## [DATA PROVIDED]
START

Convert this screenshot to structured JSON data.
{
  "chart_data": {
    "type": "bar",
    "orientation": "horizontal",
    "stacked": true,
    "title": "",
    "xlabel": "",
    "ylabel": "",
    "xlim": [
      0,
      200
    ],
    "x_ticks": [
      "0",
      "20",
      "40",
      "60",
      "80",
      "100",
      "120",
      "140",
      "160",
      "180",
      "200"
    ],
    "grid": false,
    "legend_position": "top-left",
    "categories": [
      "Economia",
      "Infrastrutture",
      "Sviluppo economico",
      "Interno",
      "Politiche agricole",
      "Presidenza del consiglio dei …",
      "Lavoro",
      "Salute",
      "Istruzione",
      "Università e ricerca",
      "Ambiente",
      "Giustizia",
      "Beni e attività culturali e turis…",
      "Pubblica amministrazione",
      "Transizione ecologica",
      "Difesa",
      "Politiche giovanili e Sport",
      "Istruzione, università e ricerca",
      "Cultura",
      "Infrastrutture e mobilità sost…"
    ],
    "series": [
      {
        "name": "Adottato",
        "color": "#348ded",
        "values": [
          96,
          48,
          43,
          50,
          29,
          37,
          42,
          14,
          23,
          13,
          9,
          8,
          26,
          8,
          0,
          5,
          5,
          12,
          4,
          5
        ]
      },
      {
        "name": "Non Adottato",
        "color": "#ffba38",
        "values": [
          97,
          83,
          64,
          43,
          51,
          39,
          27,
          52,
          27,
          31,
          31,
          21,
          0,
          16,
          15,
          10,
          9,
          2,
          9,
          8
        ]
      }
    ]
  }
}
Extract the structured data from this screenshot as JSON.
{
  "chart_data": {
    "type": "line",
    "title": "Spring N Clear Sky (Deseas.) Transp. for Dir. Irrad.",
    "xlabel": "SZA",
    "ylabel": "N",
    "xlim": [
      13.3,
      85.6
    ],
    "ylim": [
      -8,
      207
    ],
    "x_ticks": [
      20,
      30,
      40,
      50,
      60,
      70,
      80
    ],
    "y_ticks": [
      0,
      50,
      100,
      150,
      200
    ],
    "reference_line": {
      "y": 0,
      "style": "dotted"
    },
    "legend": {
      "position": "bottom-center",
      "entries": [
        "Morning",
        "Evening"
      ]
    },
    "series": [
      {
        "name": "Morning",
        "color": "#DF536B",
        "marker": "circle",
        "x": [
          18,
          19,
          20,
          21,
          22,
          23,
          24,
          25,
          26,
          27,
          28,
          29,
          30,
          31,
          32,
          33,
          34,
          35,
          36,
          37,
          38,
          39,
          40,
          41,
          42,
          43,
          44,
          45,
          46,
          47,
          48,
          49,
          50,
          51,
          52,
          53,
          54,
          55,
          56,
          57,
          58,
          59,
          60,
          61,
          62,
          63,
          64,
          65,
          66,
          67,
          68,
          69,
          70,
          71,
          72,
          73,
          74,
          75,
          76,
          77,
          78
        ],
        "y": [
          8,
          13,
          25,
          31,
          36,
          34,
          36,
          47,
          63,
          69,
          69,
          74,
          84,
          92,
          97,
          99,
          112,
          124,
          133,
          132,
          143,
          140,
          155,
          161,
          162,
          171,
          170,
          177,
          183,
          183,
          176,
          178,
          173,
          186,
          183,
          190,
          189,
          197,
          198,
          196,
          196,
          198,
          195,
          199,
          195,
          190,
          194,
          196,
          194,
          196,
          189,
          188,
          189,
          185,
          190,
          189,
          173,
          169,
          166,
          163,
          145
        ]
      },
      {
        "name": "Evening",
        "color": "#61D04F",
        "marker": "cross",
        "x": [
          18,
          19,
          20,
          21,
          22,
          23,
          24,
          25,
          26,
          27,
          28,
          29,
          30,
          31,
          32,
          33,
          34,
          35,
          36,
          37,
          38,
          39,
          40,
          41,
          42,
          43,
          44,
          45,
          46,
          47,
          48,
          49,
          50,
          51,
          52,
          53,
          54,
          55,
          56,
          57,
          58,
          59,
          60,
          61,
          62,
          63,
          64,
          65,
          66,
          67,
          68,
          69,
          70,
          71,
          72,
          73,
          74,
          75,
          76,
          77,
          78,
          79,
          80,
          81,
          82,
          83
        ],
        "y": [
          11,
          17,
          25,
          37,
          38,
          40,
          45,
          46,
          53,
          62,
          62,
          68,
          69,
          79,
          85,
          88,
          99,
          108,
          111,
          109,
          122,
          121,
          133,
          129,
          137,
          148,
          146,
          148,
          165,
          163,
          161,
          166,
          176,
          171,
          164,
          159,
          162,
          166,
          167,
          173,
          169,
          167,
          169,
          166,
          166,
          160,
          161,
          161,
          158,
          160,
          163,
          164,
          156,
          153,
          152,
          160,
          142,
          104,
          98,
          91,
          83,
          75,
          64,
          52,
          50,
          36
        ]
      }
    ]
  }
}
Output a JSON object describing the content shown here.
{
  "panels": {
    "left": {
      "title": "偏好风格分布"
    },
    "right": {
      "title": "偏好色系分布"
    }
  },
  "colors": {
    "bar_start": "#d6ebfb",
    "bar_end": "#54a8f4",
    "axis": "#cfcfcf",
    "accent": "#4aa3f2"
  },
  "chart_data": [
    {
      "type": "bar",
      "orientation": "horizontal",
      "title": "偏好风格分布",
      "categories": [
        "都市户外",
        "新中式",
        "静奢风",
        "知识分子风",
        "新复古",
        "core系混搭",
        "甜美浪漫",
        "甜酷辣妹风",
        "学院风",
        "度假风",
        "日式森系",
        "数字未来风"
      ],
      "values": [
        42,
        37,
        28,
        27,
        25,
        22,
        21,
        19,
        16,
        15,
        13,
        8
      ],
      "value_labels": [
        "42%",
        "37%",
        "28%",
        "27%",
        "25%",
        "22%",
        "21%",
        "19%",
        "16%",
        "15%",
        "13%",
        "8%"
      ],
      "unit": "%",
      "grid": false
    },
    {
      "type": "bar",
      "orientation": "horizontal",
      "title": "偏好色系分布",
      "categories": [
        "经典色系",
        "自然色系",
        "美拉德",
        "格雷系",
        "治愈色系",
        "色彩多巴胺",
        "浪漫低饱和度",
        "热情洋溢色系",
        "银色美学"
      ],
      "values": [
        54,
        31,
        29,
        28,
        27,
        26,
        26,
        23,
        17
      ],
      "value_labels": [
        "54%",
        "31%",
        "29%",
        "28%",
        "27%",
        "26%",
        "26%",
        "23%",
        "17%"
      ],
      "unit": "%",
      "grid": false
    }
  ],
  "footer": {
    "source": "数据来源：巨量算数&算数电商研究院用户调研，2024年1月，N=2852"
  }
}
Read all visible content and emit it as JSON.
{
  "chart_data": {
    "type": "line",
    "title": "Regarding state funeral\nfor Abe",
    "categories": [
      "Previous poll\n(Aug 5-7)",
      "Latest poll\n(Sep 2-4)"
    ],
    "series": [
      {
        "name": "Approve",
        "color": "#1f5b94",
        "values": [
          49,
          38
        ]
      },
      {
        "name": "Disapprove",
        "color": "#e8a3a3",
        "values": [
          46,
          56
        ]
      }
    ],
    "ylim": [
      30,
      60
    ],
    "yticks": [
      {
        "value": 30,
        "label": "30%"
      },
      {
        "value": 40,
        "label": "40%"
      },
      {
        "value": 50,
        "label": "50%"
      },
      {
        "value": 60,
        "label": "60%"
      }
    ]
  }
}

END

## [PROBLEM STATEMENT]
From the listing above, reproduce all the lines exactly.

## [WRITTEN RESPONSE]
Convert this screenshot to structured JSON data.
{
  "chart_data": {
    "type": "bar",
    "orientation": "horizontal",
    "stacked": true,
    "title": "",
    "xlabel": "",
    "ylabel": "",
    "xlim": [
      0,
      200
    ],
    "x_ticks": [
      "0",
      "20",
      "40",
      "60",
      "80",
      "100",
      "120",
      "140",
      "160",
      "180",
      "200"
    ],
    "grid": false,
    "legend_position": "top-left",
    "categories": [
      "Economia",
      "Infrastrutture",
      "Sviluppo economico",
      "Interno",
      "Politiche agricole",
      "Presidenza del consiglio dei …",
      "Lavoro",
      "Salute",
      "Istruzione",
      "Università e ricerca",
      "Ambiente",
      "Giustizia",
      "Beni e attività culturali e turis…",
      "Pubblica amministrazione",
      "Transizione ecologica",
      "Difesa",
      "Politiche giovanili e Sport",
      "Istruzione, università e ricerca",
      "Cultura",
      "Infrastrutture e mobilità sost…"
    ],
    "series": [
      {
        "name": "Adottato",
        "color": "#348ded",
        "values": [
          96,
          48,
          43,
          50,
          29,
          37,
          42,
          14,
          23,
          13,
          9,
          8,
          26,
          8,
          0,
          5,
          5,
          12,
          4,
          5
        ]
      },
      {
        "name": "Non Adottato",
        "color": "#ffba38",
        "values": [
          97,
          83,
          64,
          43,
          51,
          39,
          27,
          52,
          27,
          31,
          31,
          21,
          0,
          16,
          15,
          10,
          9,
          2,
          9,
          8
        ]
      }
    ]
  }
}
Extract the structured data from this screenshot as JSON.
{
  "chart_data": {
    "type": "line",
    "title": "Spring N Clear Sky (Deseas.) Transp. for Dir. Irrad.",
    "xlabel": "SZA",
    "ylabel": "N",
    "xlim": [
      13.3,
      85.6
    ],
    "ylim": [
      -8,
      207
    ],
    "x_ticks": [
      20,
      30,
      40,
      50,
      60,
      70,
      80
    ],
    "y_ticks": [
      0,
      50,
      100,
      150,
      200
    ],
    "reference_line": {
      "y": 0,
      "style": "dotted"
    },
    "legend": {
      "position": "bottom-center",
      "entries": [
        "Morning",
        "Evening"
      ]
    },
    "series": [
      {
        "name": "Morning",
        "color": "#DF536B",
        "marker": "circle",
        "x": [
          18,
          19,
          20,
          21,
          22,
          23,
          24,
          25,
          26,
          27,
          28,
          29,
          30,
          31,
          32,
          33,
          34,
          35,
          36,
          37,
          38,
          39,
          40,
          41,
          42,
          43,
          44,
          45,
          46,
          47,
          48,
          49,
          50,
          51,
          52,
          53,
          54,
          55,
          56,
          57,
          58,
          59,
          60,
          61,
          62,
          63,
          64,
          65,
          66,
          67,
          68,
          69,
          70,
          71,
          72,
          73,
          74,
          75,
          76,
          77,
          78
        ],
        "y": [
          8,
          13,
          25,
          31,
          36,
          34,
          36,
          47,
          63,
          69,
          69,
          74,
          84,
          92,
          97,
          99,
          112,
          124,
          133,
          132,
          143,
          140,
          155,
          161,
          162,
          171,
          170,
          177,
          183,
          183,
          176,
          178,
          173,
          186,
          183,
          190,
          189,
          197,
          198,
          196,
          196,
          198,
          195,
          199,
          195,
          190,
          194,
          196,
          194,
          196,
          189,
          188,
          189,
          185,
          190,
          189,
          173,
          169,
          166,
          163,
          145
        ]
      },
      {
        "name": "Evening",
        "color": "#61D04F",
        "marker": "cross",
        "x": [
          18,
          19,
          20,
          21,
          22,
          23,
          24,
          25,
          26,
          27,
          28,
          29,
          30,
          31,
          32,
          33,
          34,
          35,
          36,
          37,
          38,
          39,
          40,
          41,
          42,
          43,
          44,
          45,
          46,
          47,
          48,
          49,
          50,
          51,
          52,
          53,
          54,
          55,
          56,
          57,
          58,
          59,
          60,
          61,
          62,
          63,
          64,
          65,
          66,
          67,
          68,
          69,
          70,
          71,
          72,
          73,
          74,
          75,
          76,
          77,
          78,
          79,
          80,
          81,
          82,
          83
        ],
        "y": [
          11,
          17,
          25,
          37,
          38,
          40,
          45,
          46,
          53,
          62,
          62,
          68,
          69,
          79,
          85,
          88,
          99,
          108,
          111,
          109,
          122,
          121,
          133,
          129,
          137,
          148,
          146,
          148,
          165,
          163,
          161,
          166,
          176,
          171,
          164,
          159,
          162,
          166,
          167,
          173,
          169,
          167,
          169,
          166,
          166,
          160,
          161,
          161,
          158,
          160,
          163,
          164,
          156,
          153,
          152,
          160,
          142,
          104,
          98,
          91,
          83,
          75,
          64,
          52,
          50,
          36
        ]
      }
    ]
  }
}
Output a JSON object describing the content shown here.
{
  "panels": {
    "left": {
      "title": "偏好风格分布"
    },
    "right": {
      "title": "偏好色系分布"
    }
  },
  "colors": {
    "bar_start": "#d6ebfb",
    "bar_end": "#54a8f4",
    "axis": "#cfcfcf",
    "accent": "#4aa3f2"
  },
  "chart_data": [
    {
      "type": "bar",
      "orientation": "horizontal",
      "title": "偏好风格分布",
      "categories": [
        "都市户外",
        "新中式",
        "静奢风",
        "知识分子风",
        "新复古",
        "core系混搭",
        "甜美浪漫",
        "甜酷辣妹风",
        "学院风",
        "度假风",
        "日式森系",
        "数字未来风"
      ],
      "values": [
        42,
        37,
        28,
        27,
        25,
        22,
        21,
        19,
        16,
        15,
        13,
        8
      ],
      "value_labels": [
        "42%",
        "37%",
        "28%",
        "27%",
        "25%",
        "22%",
        "21%",
        "19%",
        "16%",
        "15%",
        "13%",
        "8%"
      ],
      "unit": "%",
      "grid": false
    },
    {
      "type": "bar",
      "orientation": "horizontal",
      "title": "偏好色系分布",
      "categories": [
        "经典色系",
        "自然色系",
        "美拉德",
        "格雷系",
        "治愈色系",
        "色彩多巴胺",
        "浪漫低饱和度",
        "热情洋溢色系",
        "银色美学"
      ],
      "values": [
        54,
        31,
        29,
        28,
        27,
        26,
        26,
        23,
        17
      ],
      "value_labels": [
        "54%",
        "31%",
        "29%",
        "28%",
        "27%",
        "26%",
        "26%",
        "23%",
        "17%"
      ],
      "unit": "%",
      "grid": false
    }
  ],
  "footer": {
    "source": "数据来源：巨量算数&算数电商研究院用户调研，2024年1月，N=2852"
  }
}
Read all visible content and emit it as JSON.
{
  "chart_data": {
    "type": "line",
    "title": "Regarding state funeral\nfor Abe",
    "categories": [
      "Previous poll\n(Aug 5-7)",
      "Latest poll\n(Sep 2-4)"
    ],
    "series": [
      {
        "name": "Approve",
        "color": "#1f5b94",
        "values": [
          49,
          38
        ]
      },
      {
        "name": "Disapprove",
        "color": "#e8a3a3",
        "values": [
          46,
          56
        ]
      }
    ],
    "ylim": [
      30,
      60
    ],
    "yticks": [
      {
        "value": 30,
        "label": "30%"
      },
      {
        "value": 40,
        "label": "40%"
      },
      {
        "value": 50,
        "label": "50%"
      },
      {
        "value": 60,
        "label": "60%"
      }
    ]
  }
}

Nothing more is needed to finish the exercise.